Given instruction.
In the copy, include every entry exactly but none of the pictures.

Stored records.
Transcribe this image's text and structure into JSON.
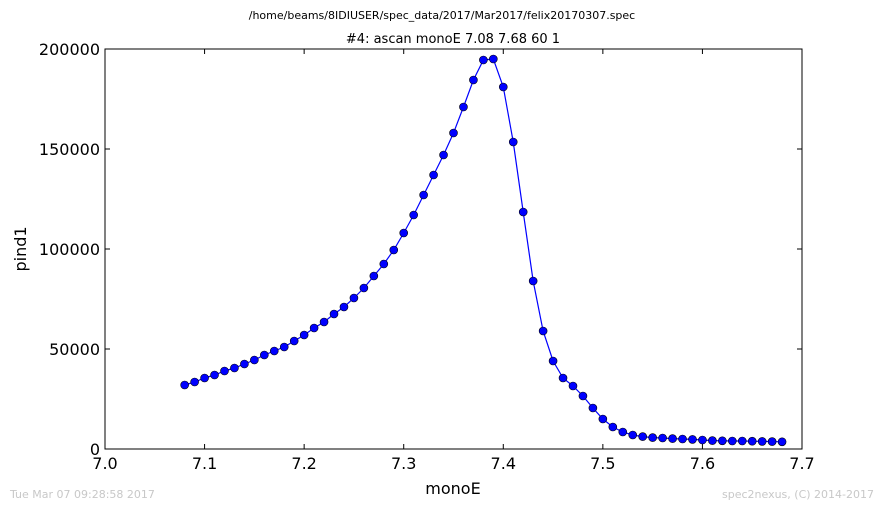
{
  "figure": {
    "suptitle": "/home/beams/8IDIUSER/spec_data/2017/Mar2017/felix20170307.spec",
    "footer_left": "Tue Mar 07 09:28:58 2017",
    "footer_right": "spec2nexus, (C) 2014-2017"
  },
  "chart_data": {
    "type": "line",
    "title": "#4: ascan  monoE 7.08 7.68  60 1",
    "xlabel": "monoE",
    "ylabel": "pind1",
    "xlim": [
      7.0,
      7.7
    ],
    "ylim": [
      0,
      200000
    ],
    "xticks": [
      "7.0",
      "7.1",
      "7.2",
      "7.3",
      "7.4",
      "7.5",
      "7.6",
      "7.7"
    ],
    "yticks": [
      "0",
      "50000",
      "100000",
      "150000",
      "200000"
    ],
    "grid": false,
    "color": "#0000ff",
    "marker": "circle",
    "series": [
      {
        "x": [
          7.08,
          7.09,
          7.1,
          7.11,
          7.12,
          7.13,
          7.14,
          7.15,
          7.16,
          7.17,
          7.18,
          7.19,
          7.2,
          7.21,
          7.22,
          7.23,
          7.24,
          7.25,
          7.26,
          7.27,
          7.28,
          7.29,
          7.3,
          7.31,
          7.32,
          7.33,
          7.34,
          7.35,
          7.36,
          7.37,
          7.38,
          7.39,
          7.4,
          7.41,
          7.42,
          7.43,
          7.44,
          7.45,
          7.46,
          7.47,
          7.48,
          7.49,
          7.5,
          7.51,
          7.52,
          7.53,
          7.54,
          7.55,
          7.56,
          7.57,
          7.58,
          7.59,
          7.6,
          7.61,
          7.62,
          7.63,
          7.64,
          7.65,
          7.66,
          7.67,
          7.68
        ],
        "values": [
          32000,
          33500,
          35500,
          37000,
          39000,
          40500,
          42500,
          44500,
          47000,
          49000,
          51000,
          54000,
          57000,
          60500,
          63500,
          67500,
          71000,
          75500,
          80500,
          86500,
          92500,
          99500,
          108000,
          117000,
          127000,
          137000,
          147000,
          158000,
          171000,
          184500,
          194500,
          195000,
          181000,
          153500,
          118500,
          84000,
          59000,
          44000,
          35500,
          31500,
          26500,
          20500,
          15000,
          11000,
          8500,
          7000,
          6200,
          5700,
          5500,
          5200,
          5000,
          4800,
          4500,
          4200,
          4100,
          4000,
          4000,
          3900,
          3800,
          3700,
          3600
        ]
      }
    ]
  }
}
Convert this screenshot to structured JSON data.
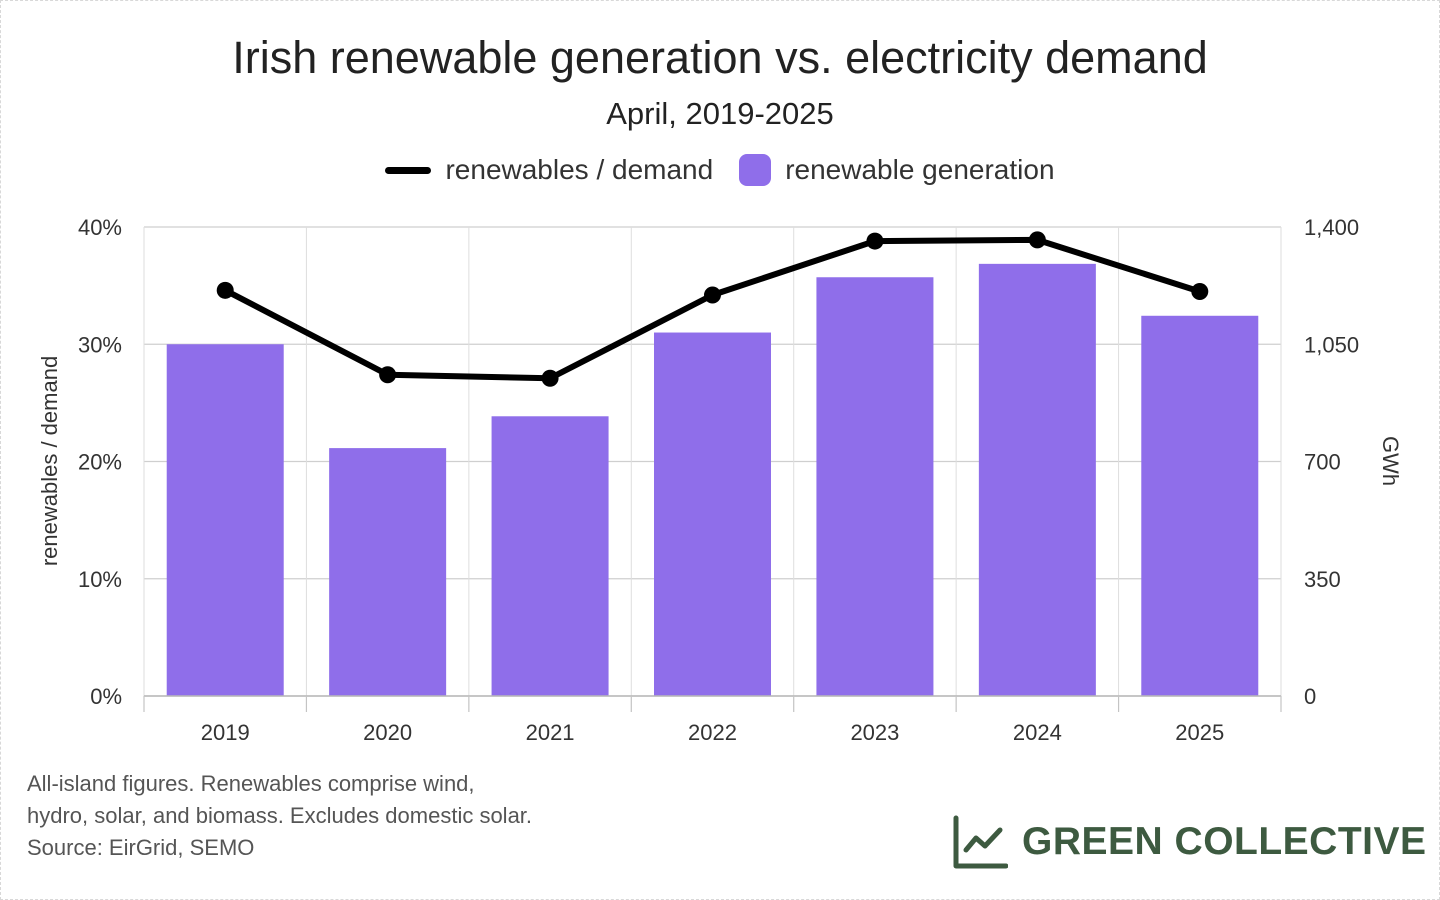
{
  "colors": {
    "bar": "#8f6eea",
    "line": "#000000",
    "grid": "#cfcfcf",
    "brand": "#3d5a40"
  },
  "legend": {
    "line_label": "renewables / demand",
    "bar_label": "renewable generation"
  },
  "footnote": {
    "lines": [
      "All-island figures. Renewables comprise wind,",
      "hydro, solar, and biomass. Excludes domestic solar.",
      "Source: EirGrid, SEMO"
    ]
  },
  "brand": {
    "name": "GREEN COLLECTIVE",
    "icon": "line-chart-icon"
  },
  "chart_data": {
    "type": "bar",
    "title": "Irish renewable generation vs. electricity demand",
    "subtitle": "April, 2019-2025",
    "categories": [
      "2019",
      "2020",
      "2021",
      "2022",
      "2023",
      "2024",
      "2025"
    ],
    "series": [
      {
        "name": "renewable generation",
        "type": "bar",
        "axis": "right",
        "values": [
          1050,
          740,
          835,
          1085,
          1250,
          1290,
          1135
        ]
      },
      {
        "name": "renewables / demand",
        "type": "line",
        "axis": "left",
        "values": [
          34.6,
          27.4,
          27.1,
          34.2,
          38.8,
          38.9,
          34.5
        ]
      }
    ],
    "y_left": {
      "label": "renewables / demand",
      "range": [
        0,
        40
      ],
      "ticks": [
        "0%",
        "10%",
        "20%",
        "30%",
        "40%"
      ]
    },
    "y_right": {
      "label": "GWh",
      "range": [
        0,
        1400
      ],
      "ticks": [
        "0",
        "350",
        "700",
        "1,050",
        "1,400"
      ]
    },
    "grid": true,
    "legend_position": "top-center"
  }
}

Full answer.
Transcribe this image's text and structure into JSON.
{
  "figure": {
    "suptitle": "/home/beams/8IDIUSER/spec_data/2017/Mar2017/felix20170307.spec",
    "footer_left": "Tue Mar 07 09:28:58 2017",
    "footer_right": "spec2nexus, (C) 2014-2017"
  },
  "chart_data": {
    "type": "line",
    "title": "#4: ascan  monoE 7.08 7.68  60 1",
    "xlabel": "monoE",
    "ylabel": "pind1",
    "xlim": [
      7.0,
      7.7
    ],
    "ylim": [
      0,
      200000
    ],
    "xticks": [
      "7.0",
      "7.1",
      "7.2",
      "7.3",
      "7.4",
      "7.5",
      "7.6",
      "7.7"
    ],
    "yticks": [
      "0",
      "50000",
      "100000",
      "150000",
      "200000"
    ],
    "grid": false,
    "color": "#0000ff",
    "marker": "circle",
    "series": [
      {
        "x": [
          7.08,
          7.09,
          7.1,
          7.11,
          7.12,
          7.13,
          7.14,
          7.15,
          7.16,
          7.17,
          7.18,
          7.19,
          7.2,
          7.21,
          7.22,
          7.23,
          7.24,
          7.25,
          7.26,
          7.27,
          7.28,
          7.29,
          7.3,
          7.31,
          7.32,
          7.33,
          7.34,
          7.35,
          7.36,
          7.37,
          7.38,
          7.39,
          7.4,
          7.41,
          7.42,
          7.43,
          7.44,
          7.45,
          7.46,
          7.47,
          7.48,
          7.49,
          7.5,
          7.51,
          7.52,
          7.53,
          7.54,
          7.55,
          7.56,
          7.57,
          7.58,
          7.59,
          7.6,
          7.61,
          7.62,
          7.63,
          7.64,
          7.65,
          7.66,
          7.67,
          7.68
        ],
        "values": [
          32000,
          33500,
          35500,
          37000,
          39000,
          40500,
          42500,
          44500,
          47000,
          49000,
          51000,
          54000,
          57000,
          60500,
          63500,
          67500,
          71000,
          75500,
          80500,
          86500,
          92500,
          99500,
          108000,
          117000,
          127000,
          137000,
          147000,
          158000,
          171000,
          184500,
          194500,
          195000,
          181000,
          153500,
          118500,
          84000,
          59000,
          44000,
          35500,
          31500,
          26500,
          20500,
          15000,
          11000,
          8500,
          7000,
          6200,
          5700,
          5500,
          5200,
          5000,
          4800,
          4500,
          4200,
          4100,
          4000,
          4000,
          3900,
          3800,
          3700,
          3600
        ]
      }
    ]
  }
}
Convert this screenshot to structured JSON data.
{
  "colors": {
    "bar": "#8f6eea",
    "line": "#000000",
    "grid": "#cfcfcf",
    "brand": "#3d5a40"
  },
  "legend": {
    "line_label": "renewables / demand",
    "bar_label": "renewable generation"
  },
  "footnote": {
    "lines": [
      "All-island figures. Renewables comprise wind,",
      "hydro, solar, and biomass. Excludes domestic solar.",
      "Source: EirGrid, SEMO"
    ]
  },
  "brand": {
    "name": "GREEN COLLECTIVE",
    "icon": "line-chart-icon"
  },
  "chart_data": {
    "type": "bar",
    "title": "Irish renewable generation vs. electricity demand",
    "subtitle": "April, 2019-2025",
    "categories": [
      "2019",
      "2020",
      "2021",
      "2022",
      "2023",
      "2024",
      "2025"
    ],
    "series": [
      {
        "name": "renewable generation",
        "type": "bar",
        "axis": "right",
        "values": [
          1050,
          740,
          835,
          1085,
          1250,
          1290,
          1135
        ]
      },
      {
        "name": "renewables / demand",
        "type": "line",
        "axis": "left",
        "values": [
          34.6,
          27.4,
          27.1,
          34.2,
          38.8,
          38.9,
          34.5
        ]
      }
    ],
    "y_left": {
      "label": "renewables / demand",
      "range": [
        0,
        40
      ],
      "ticks": [
        "0%",
        "10%",
        "20%",
        "30%",
        "40%"
      ]
    },
    "y_right": {
      "label": "GWh",
      "range": [
        0,
        1400
      ],
      "ticks": [
        "0",
        "350",
        "700",
        "1,050",
        "1,400"
      ]
    },
    "grid": true,
    "legend_position": "top-center"
  }
}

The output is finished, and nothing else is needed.